Requirements: From the data that follows, copy every line holding the string "cases".

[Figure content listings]
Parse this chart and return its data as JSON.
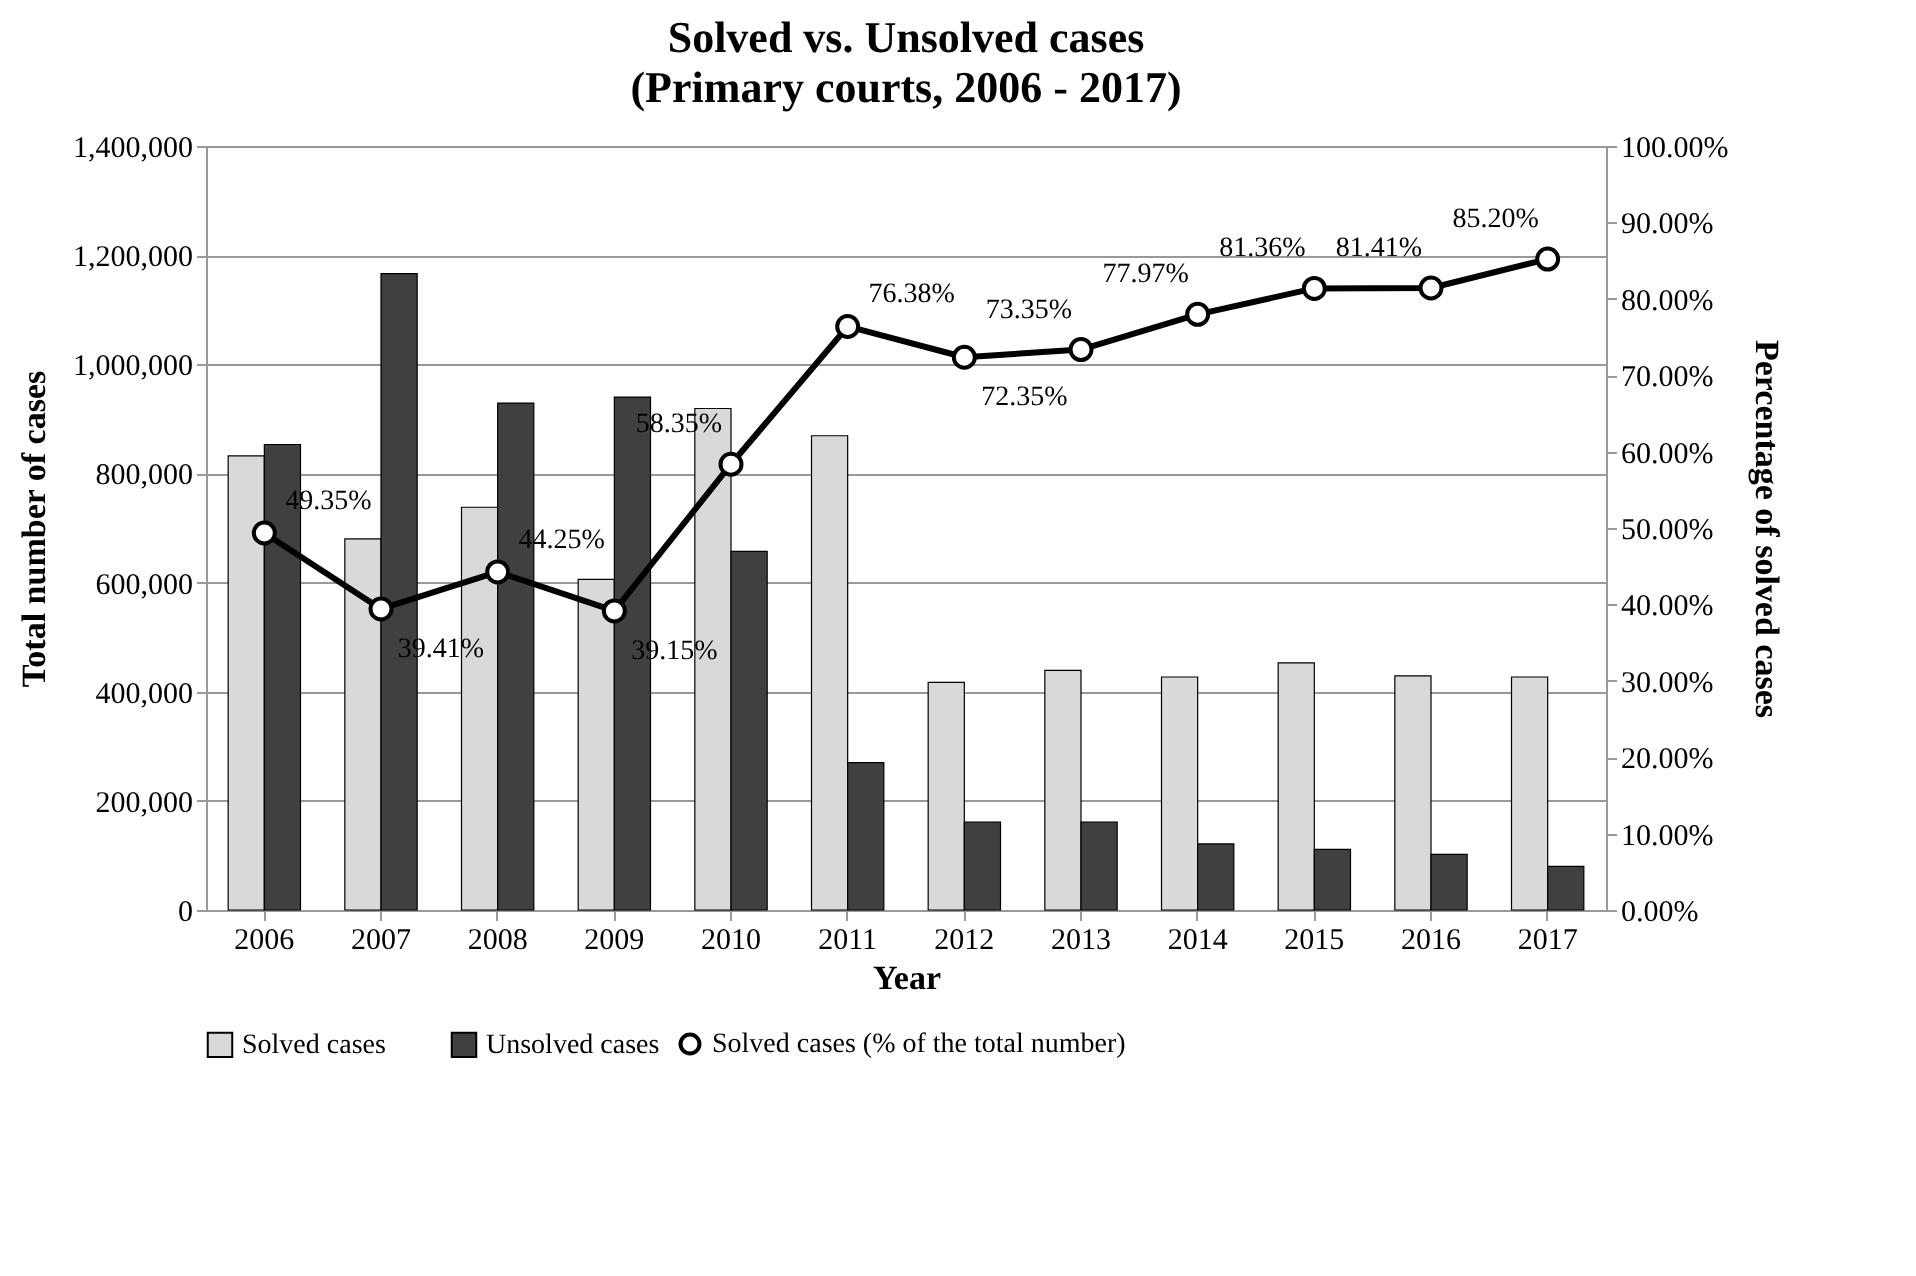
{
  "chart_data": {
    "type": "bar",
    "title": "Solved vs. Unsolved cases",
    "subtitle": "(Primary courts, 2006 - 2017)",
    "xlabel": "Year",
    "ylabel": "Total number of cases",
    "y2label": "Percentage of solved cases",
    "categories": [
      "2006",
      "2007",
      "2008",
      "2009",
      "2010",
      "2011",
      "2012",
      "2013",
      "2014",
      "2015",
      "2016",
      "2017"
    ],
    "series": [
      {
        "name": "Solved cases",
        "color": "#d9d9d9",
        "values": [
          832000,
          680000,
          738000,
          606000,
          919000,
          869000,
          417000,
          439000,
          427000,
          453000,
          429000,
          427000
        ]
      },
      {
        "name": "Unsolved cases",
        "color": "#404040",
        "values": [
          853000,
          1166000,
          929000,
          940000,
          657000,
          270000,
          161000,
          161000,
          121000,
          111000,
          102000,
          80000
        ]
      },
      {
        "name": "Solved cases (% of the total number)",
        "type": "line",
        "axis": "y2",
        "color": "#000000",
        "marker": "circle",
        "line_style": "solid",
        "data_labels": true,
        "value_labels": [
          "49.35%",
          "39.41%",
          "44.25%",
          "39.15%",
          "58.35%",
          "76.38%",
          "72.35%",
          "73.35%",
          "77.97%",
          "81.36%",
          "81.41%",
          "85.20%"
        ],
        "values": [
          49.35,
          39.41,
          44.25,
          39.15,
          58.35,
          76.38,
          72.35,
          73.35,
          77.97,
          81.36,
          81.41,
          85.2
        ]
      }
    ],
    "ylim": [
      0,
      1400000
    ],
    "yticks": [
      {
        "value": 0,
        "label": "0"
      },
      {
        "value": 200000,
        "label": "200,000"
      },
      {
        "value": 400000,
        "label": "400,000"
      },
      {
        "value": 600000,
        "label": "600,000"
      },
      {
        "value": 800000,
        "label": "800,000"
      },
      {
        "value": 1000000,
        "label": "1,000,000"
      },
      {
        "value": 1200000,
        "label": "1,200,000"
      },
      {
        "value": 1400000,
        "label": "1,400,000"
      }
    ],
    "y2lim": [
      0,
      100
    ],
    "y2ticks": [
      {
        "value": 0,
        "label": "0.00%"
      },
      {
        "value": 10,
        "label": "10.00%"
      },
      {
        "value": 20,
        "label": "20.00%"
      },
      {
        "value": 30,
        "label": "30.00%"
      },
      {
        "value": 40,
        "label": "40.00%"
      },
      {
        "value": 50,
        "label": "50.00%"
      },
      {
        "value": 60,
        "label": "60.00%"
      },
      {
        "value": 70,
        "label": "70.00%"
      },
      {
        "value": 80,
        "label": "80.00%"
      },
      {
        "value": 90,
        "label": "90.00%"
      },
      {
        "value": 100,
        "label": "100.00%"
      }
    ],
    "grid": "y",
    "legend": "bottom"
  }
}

Written solution:
    "title": "Solved vs. Unsolved cases",
    "ylabel": "Total number of cases",
    "y2label": "Percentage of solved cases",
        "name": "Solved cases",
        "name": "Unsolved cases",
        "name": "Solved cases (% of the total number)",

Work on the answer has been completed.